Problem statement: Copy out the listing that follows exactly, dropping every picture.

>> begin Data provided

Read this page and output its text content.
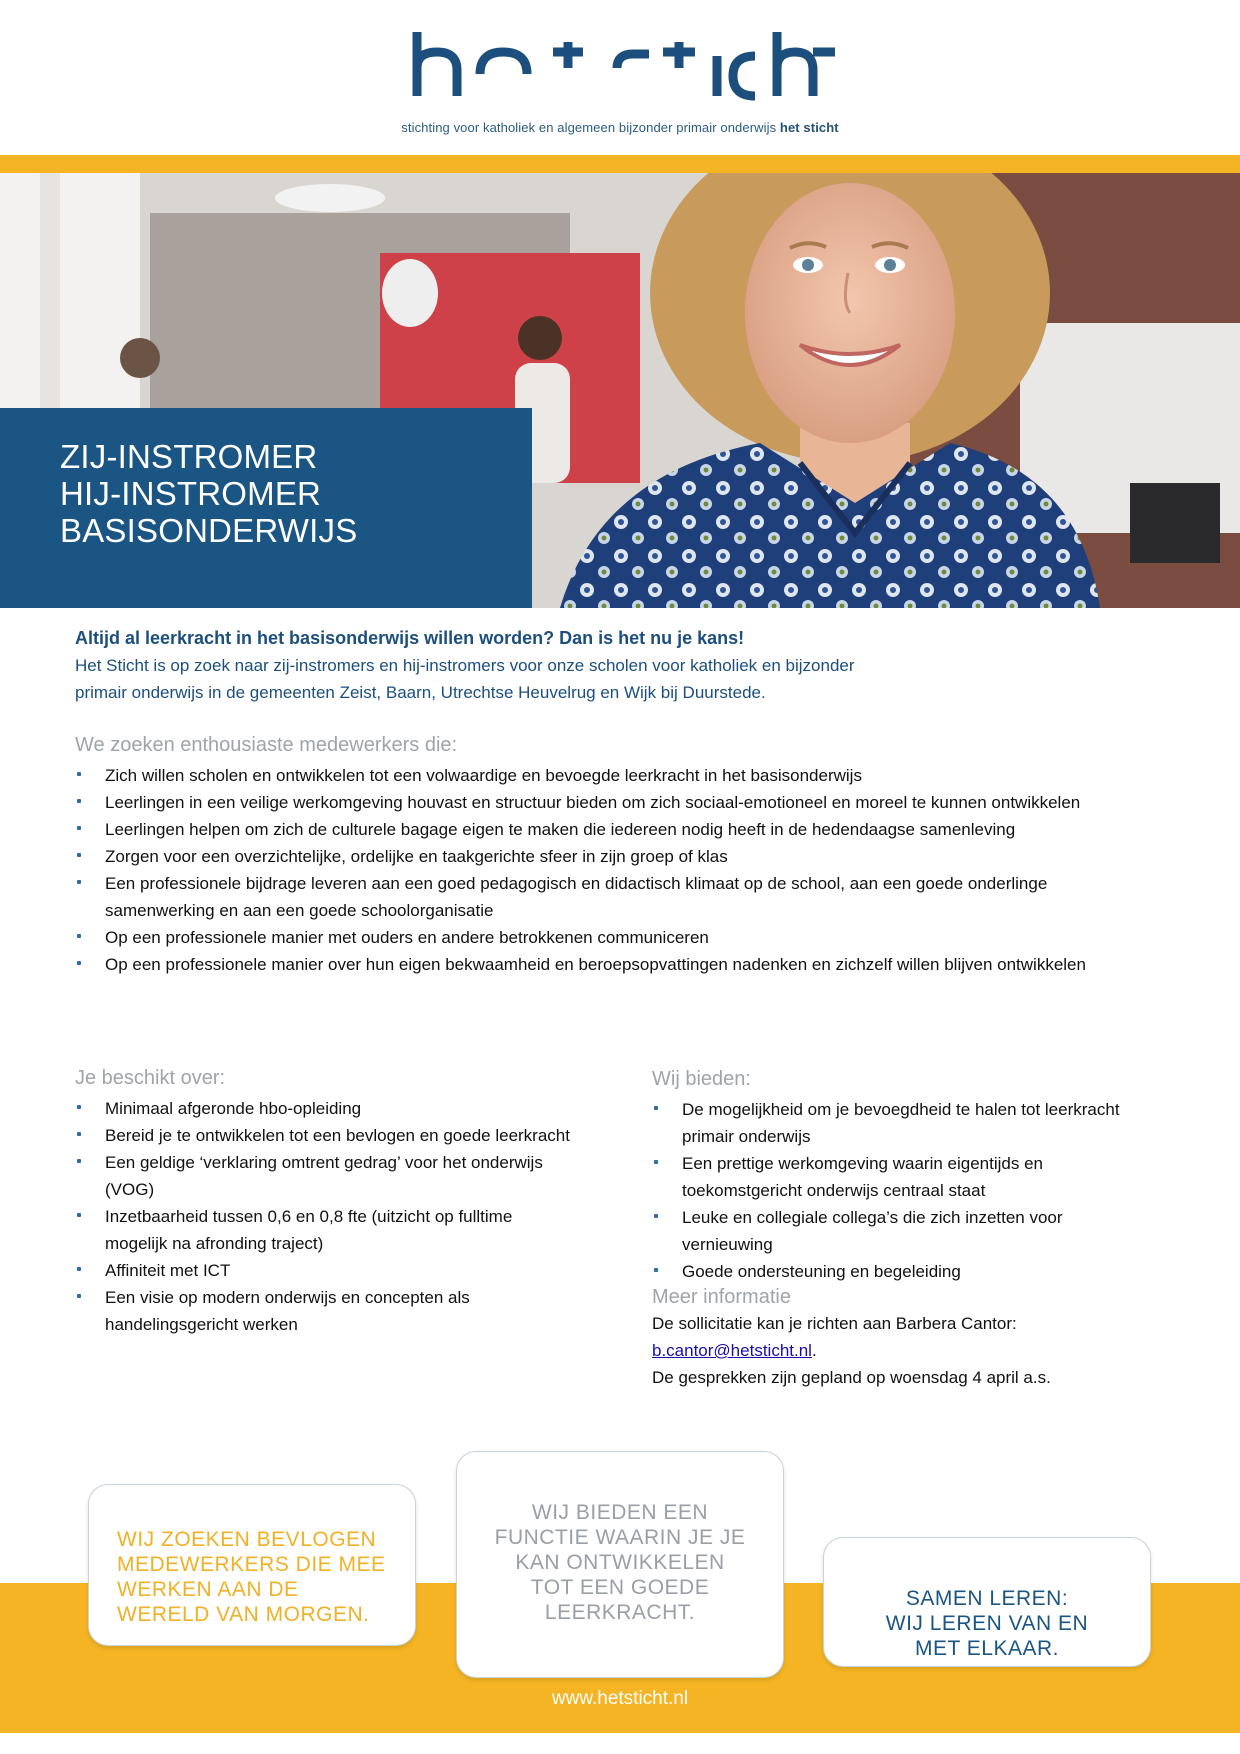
stichting voor katholiek en algemeen bijzonder primair onderwijs het sticht
ZIJ-INSTROMER
HIJ-INSTROMER
BASISONDERWIJS
Altijd al leerkracht in het basisonderwijs willen worden? Dan is het nu je kans!
Het Sticht is op zoek naar zij-instromers en hij-instromers voor onze scholen voor katholiek en bijzonder
primair onderwijs in de gemeenten Zeist, Baarn, Utrechtse Heuvelrug en Wijk bij Duurstede.
We zoeken enthousiaste medewerkers die:
Zich willen scholen en ontwikkelen tot een volwaardige en bevoegde leerkracht in het basisonderwijs
Leerlingen in een veilige werkomgeving houvast en structuur bieden om zich sociaal-emotioneel en moreel te kunnen ontwikkelen
Leerlingen helpen om zich de culturele bagage eigen te maken die iedereen nodig heeft in de hedendaagse samenleving
Zorgen voor een overzichtelijke, ordelijke en taakgerichte sfeer in zijn groep of klas
Een professionele bijdrage leveren aan een goed pedagogisch en didactisch klimaat op de school, aan een goede onderlinge samenwerking en aan een goede schoolorganisatie
Op een professionele manier met ouders en andere betrokkenen communiceren
Op een professionele manier over hun eigen bekwaamheid en beroepsopvattingen nadenken en zichzelf willen blijven ontwikkelen
Je beschikt over:
Minimaal afgeronde hbo-opleiding
Bereid je te ontwikkelen tot een bevlogen en goede leerkracht
Een geldige ‘verklaring omtrent gedrag’ voor het onderwijs (VOG)
Inzetbaarheid tussen 0,6 en 0,8 fte (uitzicht op fulltime mogelijk na afronding traject)
Affiniteit met ICT
Een visie op modern onderwijs en concepten als handelingsgericht werken
Wij bieden:
De mogelijkheid om je bevoegdheid te halen tot leerkracht primair onderwijs
Een prettige werkomgeving waarin eigentijds en toekomstgericht onderwijs centraal staat
Leuke en collegiale collega’s die zich inzetten voor vernieuwing
Goede ondersteuning en begeleiding
Meer informatie
De sollicitatie kan je richten aan Barbera Cantor:
b.cantor@hetsticht.nl.
De gesprekken zijn gepland op woensdag 4 april a.s.
WIJ ZOEKEN BEVLOGEN
MEDEWERKERS DIE MEE
WERKEN AAN DE
WERELD VAN MORGEN.
WIJ BIEDEN EEN
FUNCTIE WAARIN JE JE
KAN ONTWIKKELEN
TOT EEN GOEDE
LEERKRACHT.
SAMEN LEREN:
WIJ LEREN VAN EN
MET ELKAAR.
www.hetsticht.nl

>> end Data provided

Full response:
Read this page and output its text content.
stichting voor katholiek en algemeen bijzonder primair onderwijs het sticht
ZIJ-INSTROMER
HIJ-INSTROMER
BASISONDERWIJS
Altijd al leerkracht in het basisonderwijs willen worden? Dan is het nu je kans!
Het Sticht is op zoek naar zij-instromers en hij-instromers voor onze scholen voor katholiek en bijzonder
primair onderwijs in de gemeenten Zeist, Baarn, Utrechtse Heuvelrug en Wijk bij Duurstede.
We zoeken enthousiaste medewerkers die:
Zich willen scholen en ontwikkelen tot een volwaardige en bevoegde leerkracht in het basisonderwijs
Leerlingen in een veilige werkomgeving houvast en structuur bieden om zich sociaal-emotioneel en moreel te kunnen ontwikkelen
Leerlingen helpen om zich de culturele bagage eigen te maken die iedereen nodig heeft in de hedendaagse samenleving
Zorgen voor een overzichtelijke, ordelijke en taakgerichte sfeer in zijn groep of klas
Een professionele bijdrage leveren aan een goed pedagogisch en didactisch klimaat op de school, aan een goede onderlinge samenwerking en aan een goede schoolorganisatie
Op een professionele manier met ouders en andere betrokkenen communiceren
Op een professionele manier over hun eigen bekwaamheid en beroepsopvattingen nadenken en zichzelf willen blijven ontwikkelen
Je beschikt over:
Minimaal afgeronde hbo-opleiding
Bereid je te ontwikkelen tot een bevlogen en goede leerkracht
Een geldige ‘verklaring omtrent gedrag’ voor het onderwijs (VOG)
Inzetbaarheid tussen 0,6 en 0,8 fte (uitzicht op fulltime mogelijk na afronding traject)
Affiniteit met ICT
Een visie op modern onderwijs en concepten als handelingsgericht werken
Wij bieden:
De mogelijkheid om je bevoegdheid te halen tot leerkracht primair onderwijs
Een prettige werkomgeving waarin eigentijds en toekomstgericht onderwijs centraal staat
Leuke en collegiale collega’s die zich inzetten voor vernieuwing
Goede ondersteuning en begeleiding
Meer informatie
De sollicitatie kan je richten aan Barbera Cantor:
b.cantor@hetsticht.nl.
De gesprekken zijn gepland op woensdag 4 april a.s.
WIJ ZOEKEN BEVLOGEN
MEDEWERKERS DIE MEE
WERKEN AAN DE
WERELD VAN MORGEN.
WIJ BIEDEN EEN
FUNCTIE WAARIN JE JE
KAN ONTWIKKELEN
TOT EEN GOEDE
LEERKRACHT.
SAMEN LEREN:
WIJ LEREN VAN EN
MET ELKAAR.
www.hetsticht.nl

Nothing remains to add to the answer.